Pull every line of the entries that has the word "your".

══════

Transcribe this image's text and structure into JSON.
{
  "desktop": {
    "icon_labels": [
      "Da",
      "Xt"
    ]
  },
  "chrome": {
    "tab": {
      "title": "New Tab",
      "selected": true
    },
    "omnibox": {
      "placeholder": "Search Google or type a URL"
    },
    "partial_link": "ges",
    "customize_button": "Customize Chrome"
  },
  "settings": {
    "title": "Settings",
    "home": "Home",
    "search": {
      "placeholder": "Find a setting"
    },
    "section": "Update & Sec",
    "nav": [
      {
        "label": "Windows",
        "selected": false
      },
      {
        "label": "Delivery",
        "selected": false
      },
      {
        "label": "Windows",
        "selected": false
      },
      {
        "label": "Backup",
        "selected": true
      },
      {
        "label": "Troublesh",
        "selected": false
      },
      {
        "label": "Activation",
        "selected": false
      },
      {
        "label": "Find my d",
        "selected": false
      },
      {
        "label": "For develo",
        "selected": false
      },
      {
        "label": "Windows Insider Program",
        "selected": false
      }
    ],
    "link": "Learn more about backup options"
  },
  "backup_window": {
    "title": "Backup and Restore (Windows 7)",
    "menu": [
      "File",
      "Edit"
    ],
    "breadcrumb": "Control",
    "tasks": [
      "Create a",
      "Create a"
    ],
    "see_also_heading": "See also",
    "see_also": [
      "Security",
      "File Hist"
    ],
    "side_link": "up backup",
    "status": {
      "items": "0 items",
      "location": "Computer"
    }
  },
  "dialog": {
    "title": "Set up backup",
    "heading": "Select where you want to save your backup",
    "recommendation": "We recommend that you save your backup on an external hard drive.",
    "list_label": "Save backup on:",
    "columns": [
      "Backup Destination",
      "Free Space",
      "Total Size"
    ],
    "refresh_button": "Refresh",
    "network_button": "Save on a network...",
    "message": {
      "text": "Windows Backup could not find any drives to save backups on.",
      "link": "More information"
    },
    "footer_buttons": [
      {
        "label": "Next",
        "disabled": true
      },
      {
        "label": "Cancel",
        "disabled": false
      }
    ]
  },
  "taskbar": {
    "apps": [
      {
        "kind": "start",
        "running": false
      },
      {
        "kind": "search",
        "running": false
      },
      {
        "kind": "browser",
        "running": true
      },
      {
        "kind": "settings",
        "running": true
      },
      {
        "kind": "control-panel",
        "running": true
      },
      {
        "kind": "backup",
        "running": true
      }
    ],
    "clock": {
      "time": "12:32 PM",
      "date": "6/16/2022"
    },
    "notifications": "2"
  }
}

══════

The output:
    "heading": "Select where you want to save your backup",
    "recommendation": "We recommend that you save your backup on an external hard drive.",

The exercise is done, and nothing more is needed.